_WHAT IS BEING ASKED_
Write out the material exactly, leaving every picture behind.

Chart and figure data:
↓↓↓

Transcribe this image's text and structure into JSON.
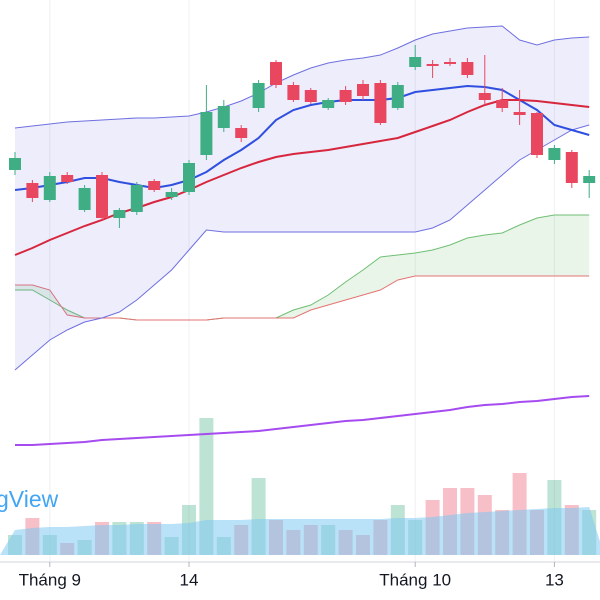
{
  "chart_data": {
    "type": "candlestick",
    "watermark": "gView",
    "categories": [
      null,
      null,
      "Tháng 9",
      null,
      null,
      null,
      null,
      null,
      null,
      null,
      "14",
      null,
      null,
      null,
      null,
      null,
      null,
      null,
      null,
      null,
      null,
      null,
      null,
      "Tháng 10",
      null,
      null,
      null,
      null,
      null,
      null,
      null,
      "13",
      null,
      null
    ],
    "open": [
      430,
      417,
      400,
      425,
      390,
      425,
      382,
      388,
      419,
      403,
      408,
      445,
      472,
      472,
      492,
      538,
      515,
      510,
      492,
      510,
      516,
      517,
      492,
      533,
      536,
      538,
      538,
      507,
      500,
      488,
      487,
      440,
      448,
      417
    ],
    "high": [
      448,
      420,
      428,
      428,
      415,
      428,
      392,
      418,
      421,
      412,
      440,
      515,
      500,
      475,
      520,
      540,
      518,
      512,
      502,
      514,
      520,
      520,
      518,
      555,
      540,
      542,
      542,
      545,
      512,
      510,
      488,
      455,
      450,
      430
    ],
    "low": [
      425,
      398,
      398,
      416,
      388,
      380,
      372,
      385,
      408,
      400,
      405,
      440,
      468,
      458,
      488,
      512,
      498,
      496,
      490,
      495,
      500,
      475,
      490,
      530,
      522,
      534,
      522,
      495,
      488,
      475,
      442,
      436,
      412,
      402
    ],
    "close": [
      442,
      402,
      424,
      418,
      412,
      382,
      390,
      415,
      410,
      408,
      437,
      488,
      494,
      462,
      517,
      515,
      500,
      498,
      500,
      498,
      504,
      477,
      515,
      543,
      534,
      536,
      525,
      500,
      492,
      485,
      445,
      452,
      417,
      424
    ],
    "up_color": "#3fae84",
    "down_color": "#e8475f",
    "ylim": [
      0,
      600
    ],
    "volume": [
      20,
      37,
      20,
      12,
      15,
      33,
      33,
      33,
      33,
      18,
      50,
      137,
      18,
      30,
      77,
      35,
      25,
      30,
      30,
      25,
      20,
      35,
      50,
      35,
      55,
      67,
      67,
      60,
      45,
      82,
      45,
      75,
      50,
      45
    ],
    "volume_ma": [
      25,
      27,
      28,
      28,
      29,
      30,
      30,
      31,
      31,
      31,
      32,
      35,
      35,
      35,
      36,
      36,
      36,
      36,
      36,
      36,
      36,
      36,
      37,
      37,
      38,
      40,
      42,
      43,
      44,
      45,
      46,
      47,
      47,
      48
    ],
    "volume_ma_color": "#7fc8f0",
    "volume_lim": [
      0,
      160
    ],
    "band": {
      "color": "#6f6fe0",
      "upper": [
        472,
        474,
        476,
        478,
        479,
        480,
        481,
        482,
        482,
        483,
        484,
        488,
        493,
        499,
        507,
        517,
        525,
        532,
        537,
        540,
        542,
        545,
        552,
        560,
        566,
        569,
        572,
        573,
        574,
        560,
        555,
        560,
        562,
        563
      ],
      "lower": [
        230,
        245,
        260,
        270,
        278,
        282,
        288,
        300,
        315,
        330,
        350,
        370,
        368,
        368,
        368,
        368,
        368,
        368,
        368,
        368,
        368,
        368,
        368,
        368,
        372,
        380,
        395,
        410,
        425,
        440,
        450,
        460,
        470,
        475
      ]
    },
    "cloud": {
      "color": "#4caf50",
      "line_a_color": "#6fbf73",
      "line_b_color": "#e57373",
      "span_a": [
        310,
        310,
        300,
        290,
        282,
        282,
        282,
        280,
        280,
        280,
        280,
        280,
        282,
        282,
        282,
        282,
        290,
        295,
        305,
        318,
        330,
        343,
        345,
        347,
        350,
        355,
        362,
        365,
        367,
        375,
        382,
        385,
        385,
        385
      ],
      "span_b": [
        315,
        315,
        310,
        285,
        282,
        282,
        282,
        280,
        280,
        280,
        280,
        280,
        282,
        282,
        282,
        282,
        282,
        290,
        295,
        300,
        305,
        310,
        320,
        324,
        324,
        324,
        324,
        324,
        324,
        324,
        324,
        324,
        324,
        324
      ]
    },
    "series": [
      {
        "color": "#2f4fe0",
        "values": [
          410,
          412,
          415,
          418,
          422,
          422,
          418,
          415,
          412,
          415,
          420,
          428,
          440,
          450,
          462,
          480,
          490,
          495,
          498,
          500,
          500,
          500,
          502,
          508,
          510,
          512,
          514,
          513,
          510,
          500,
          490,
          475,
          470,
          465
        ]
      },
      {
        "color": "#d7263d",
        "values": [
          345,
          352,
          360,
          367,
          374,
          380,
          387,
          392,
          398,
          403,
          410,
          418,
          425,
          432,
          438,
          443,
          446,
          448,
          450,
          453,
          456,
          459,
          462,
          468,
          474,
          480,
          488,
          495,
          500,
          500,
          499,
          497,
          495,
          493
        ]
      },
      {
        "color": "#a64bf0",
        "values": [
          155,
          155,
          156,
          157,
          158,
          160,
          161,
          162,
          163,
          164,
          165,
          166,
          167,
          168,
          169,
          171,
          173,
          175,
          177,
          179,
          180,
          182,
          184,
          186,
          188,
          190,
          193,
          195,
          196,
          198,
          199,
          201,
          203,
          204
        ]
      }
    ]
  }
}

↑↑↑

_IN RESPONSE_
Transcribe this image's text and structure into JSON.
{
  "chart_data": {
    "type": "candlestick",
    "watermark": "gView",
    "categories": [
      null,
      null,
      "Tháng 9",
      null,
      null,
      null,
      null,
      null,
      null,
      null,
      "14",
      null,
      null,
      null,
      null,
      null,
      null,
      null,
      null,
      null,
      null,
      null,
      null,
      "Tháng 10",
      null,
      null,
      null,
      null,
      null,
      null,
      null,
      "13",
      null,
      null
    ],
    "open": [
      430,
      417,
      400,
      425,
      390,
      425,
      382,
      388,
      419,
      403,
      408,
      445,
      472,
      472,
      492,
      538,
      515,
      510,
      492,
      510,
      516,
      517,
      492,
      533,
      536,
      538,
      538,
      507,
      500,
      488,
      487,
      440,
      448,
      417
    ],
    "high": [
      448,
      420,
      428,
      428,
      415,
      428,
      392,
      418,
      421,
      412,
      440,
      515,
      500,
      475,
      520,
      540,
      518,
      512,
      502,
      514,
      520,
      520,
      518,
      555,
      540,
      542,
      542,
      545,
      512,
      510,
      488,
      455,
      450,
      430
    ],
    "low": [
      425,
      398,
      398,
      416,
      388,
      380,
      372,
      385,
      408,
      400,
      405,
      440,
      468,
      458,
      488,
      512,
      498,
      496,
      490,
      495,
      500,
      475,
      490,
      530,
      522,
      534,
      522,
      495,
      488,
      475,
      442,
      436,
      412,
      402
    ],
    "close": [
      442,
      402,
      424,
      418,
      412,
      382,
      390,
      415,
      410,
      408,
      437,
      488,
      494,
      462,
      517,
      515,
      500,
      498,
      500,
      498,
      504,
      477,
      515,
      543,
      534,
      536,
      525,
      500,
      492,
      485,
      445,
      452,
      417,
      424
    ],
    "up_color": "#3fae84",
    "down_color": "#e8475f",
    "ylim": [
      0,
      600
    ],
    "volume": [
      20,
      37,
      20,
      12,
      15,
      33,
      33,
      33,
      33,
      18,
      50,
      137,
      18,
      30,
      77,
      35,
      25,
      30,
      30,
      25,
      20,
      35,
      50,
      35,
      55,
      67,
      67,
      60,
      45,
      82,
      45,
      75,
      50,
      45
    ],
    "volume_ma": [
      25,
      27,
      28,
      28,
      29,
      30,
      30,
      31,
      31,
      31,
      32,
      35,
      35,
      35,
      36,
      36,
      36,
      36,
      36,
      36,
      36,
      36,
      37,
      37,
      38,
      40,
      42,
      43,
      44,
      45,
      46,
      47,
      47,
      48
    ],
    "volume_ma_color": "#7fc8f0",
    "volume_lim": [
      0,
      160
    ],
    "band": {
      "color": "#6f6fe0",
      "upper": [
        472,
        474,
        476,
        478,
        479,
        480,
        481,
        482,
        482,
        483,
        484,
        488,
        493,
        499,
        507,
        517,
        525,
        532,
        537,
        540,
        542,
        545,
        552,
        560,
        566,
        569,
        572,
        573,
        574,
        560,
        555,
        560,
        562,
        563
      ],
      "lower": [
        230,
        245,
        260,
        270,
        278,
        282,
        288,
        300,
        315,
        330,
        350,
        370,
        368,
        368,
        368,
        368,
        368,
        368,
        368,
        368,
        368,
        368,
        368,
        368,
        372,
        380,
        395,
        410,
        425,
        440,
        450,
        460,
        470,
        475
      ]
    },
    "cloud": {
      "color": "#4caf50",
      "line_a_color": "#6fbf73",
      "line_b_color": "#e57373",
      "span_a": [
        310,
        310,
        300,
        290,
        282,
        282,
        282,
        280,
        280,
        280,
        280,
        280,
        282,
        282,
        282,
        282,
        290,
        295,
        305,
        318,
        330,
        343,
        345,
        347,
        350,
        355,
        362,
        365,
        367,
        375,
        382,
        385,
        385,
        385
      ],
      "span_b": [
        315,
        315,
        310,
        285,
        282,
        282,
        282,
        280,
        280,
        280,
        280,
        280,
        282,
        282,
        282,
        282,
        282,
        290,
        295,
        300,
        305,
        310,
        320,
        324,
        324,
        324,
        324,
        324,
        324,
        324,
        324,
        324,
        324,
        324
      ]
    },
    "series": [
      {
        "color": "#2f4fe0",
        "values": [
          410,
          412,
          415,
          418,
          422,
          422,
          418,
          415,
          412,
          415,
          420,
          428,
          440,
          450,
          462,
          480,
          490,
          495,
          498,
          500,
          500,
          500,
          502,
          508,
          510,
          512,
          514,
          513,
          510,
          500,
          490,
          475,
          470,
          465
        ]
      },
      {
        "color": "#d7263d",
        "values": [
          345,
          352,
          360,
          367,
          374,
          380,
          387,
          392,
          398,
          403,
          410,
          418,
          425,
          432,
          438,
          443,
          446,
          448,
          450,
          453,
          456,
          459,
          462,
          468,
          474,
          480,
          488,
          495,
          500,
          500,
          499,
          497,
          495,
          493
        ]
      },
      {
        "color": "#a64bf0",
        "values": [
          155,
          155,
          156,
          157,
          158,
          160,
          161,
          162,
          163,
          164,
          165,
          166,
          167,
          168,
          169,
          171,
          173,
          175,
          177,
          179,
          180,
          182,
          184,
          186,
          188,
          190,
          193,
          195,
          196,
          198,
          199,
          201,
          203,
          204
        ]
      }
    ]
  }
}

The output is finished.